• YOUR GOAL
Exclude the pictures and return every line exactly as written.

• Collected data
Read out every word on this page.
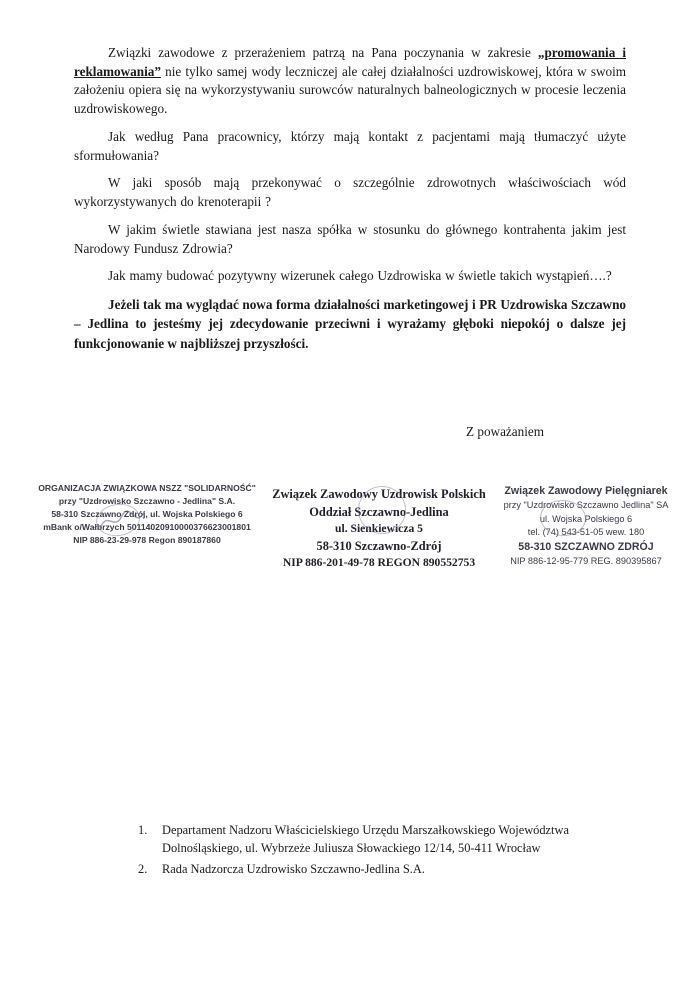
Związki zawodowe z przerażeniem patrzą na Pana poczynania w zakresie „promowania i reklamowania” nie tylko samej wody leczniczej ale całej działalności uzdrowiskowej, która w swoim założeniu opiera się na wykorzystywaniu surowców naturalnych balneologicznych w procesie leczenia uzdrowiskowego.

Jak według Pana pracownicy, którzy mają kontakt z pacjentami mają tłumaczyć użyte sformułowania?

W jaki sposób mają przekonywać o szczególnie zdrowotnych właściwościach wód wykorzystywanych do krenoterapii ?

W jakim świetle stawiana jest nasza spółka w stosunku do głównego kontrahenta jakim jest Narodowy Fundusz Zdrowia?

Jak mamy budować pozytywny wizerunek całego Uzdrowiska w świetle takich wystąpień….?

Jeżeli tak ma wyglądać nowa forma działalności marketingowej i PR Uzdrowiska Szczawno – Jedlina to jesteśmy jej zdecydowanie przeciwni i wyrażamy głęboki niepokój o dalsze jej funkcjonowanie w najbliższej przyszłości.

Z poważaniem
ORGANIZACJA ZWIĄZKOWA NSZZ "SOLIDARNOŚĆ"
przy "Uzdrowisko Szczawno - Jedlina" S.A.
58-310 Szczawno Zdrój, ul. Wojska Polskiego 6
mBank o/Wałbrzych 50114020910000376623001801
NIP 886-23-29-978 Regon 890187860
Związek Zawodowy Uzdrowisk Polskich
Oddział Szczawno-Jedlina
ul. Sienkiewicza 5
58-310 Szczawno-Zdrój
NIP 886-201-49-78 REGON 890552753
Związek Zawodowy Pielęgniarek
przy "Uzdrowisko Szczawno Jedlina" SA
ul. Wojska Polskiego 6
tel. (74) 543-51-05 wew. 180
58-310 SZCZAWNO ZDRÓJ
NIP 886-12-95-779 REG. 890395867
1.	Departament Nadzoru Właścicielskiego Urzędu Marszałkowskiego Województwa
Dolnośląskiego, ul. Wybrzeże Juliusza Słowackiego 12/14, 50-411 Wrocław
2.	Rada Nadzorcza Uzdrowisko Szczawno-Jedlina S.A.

• ANSWER TO THE PROBLEM
Read out every word on this page.
Związki zawodowe z przerażeniem patrzą na Pana poczynania w zakresie „promowania i reklamowania” nie tylko samej wody leczniczej ale całej działalności uzdrowiskowej, która w swoim założeniu opiera się na wykorzystywaniu surowców naturalnych balneologicznych w procesie leczenia uzdrowiskowego.

Jak według Pana pracownicy, którzy mają kontakt z pacjentami mają tłumaczyć użyte sformułowania?

W jaki sposób mają przekonywać o szczególnie zdrowotnych właściwościach wód wykorzystywanych do krenoterapii ?

W jakim świetle stawiana jest nasza spółka w stosunku do głównego kontrahenta jakim jest Narodowy Fundusz Zdrowia?

Jak mamy budować pozytywny wizerunek całego Uzdrowiska w świetle takich wystąpień….?

Jeżeli tak ma wyglądać nowa forma działalności marketingowej i PR Uzdrowiska Szczawno – Jedlina to jesteśmy jej zdecydowanie przeciwni i wyrażamy głęboki niepokój o dalsze jej funkcjonowanie w najbliższej przyszłości.

Z poważaniem
ORGANIZACJA ZWIĄZKOWA NSZZ "SOLIDARNOŚĆ"
przy "Uzdrowisko Szczawno - Jedlina" S.A.
58-310 Szczawno Zdrój, ul. Wojska Polskiego 6
mBank o/Wałbrzych 50114020910000376623001801
NIP 886-23-29-978 Regon 890187860
Związek Zawodowy Uzdrowisk Polskich
Oddział Szczawno-Jedlina
ul. Sienkiewicza 5
58-310 Szczawno-Zdrój
NIP 886-201-49-78 REGON 890552753
Związek Zawodowy Pielęgniarek
przy "Uzdrowisko Szczawno Jedlina" SA
ul. Wojska Polskiego 6
tel. (74) 543-51-05 wew. 180
58-310 SZCZAWNO ZDRÓJ
NIP 886-12-95-779 REG. 890395867
1.	Departament Nadzoru Właścicielskiego Urzędu Marszałkowskiego Województwa
Dolnośląskiego, ul. Wybrzeże Juliusza Słowackiego 12/14, 50-411 Wrocław
2.	Rada Nadzorcza Uzdrowisko Szczawno-Jedlina S.A.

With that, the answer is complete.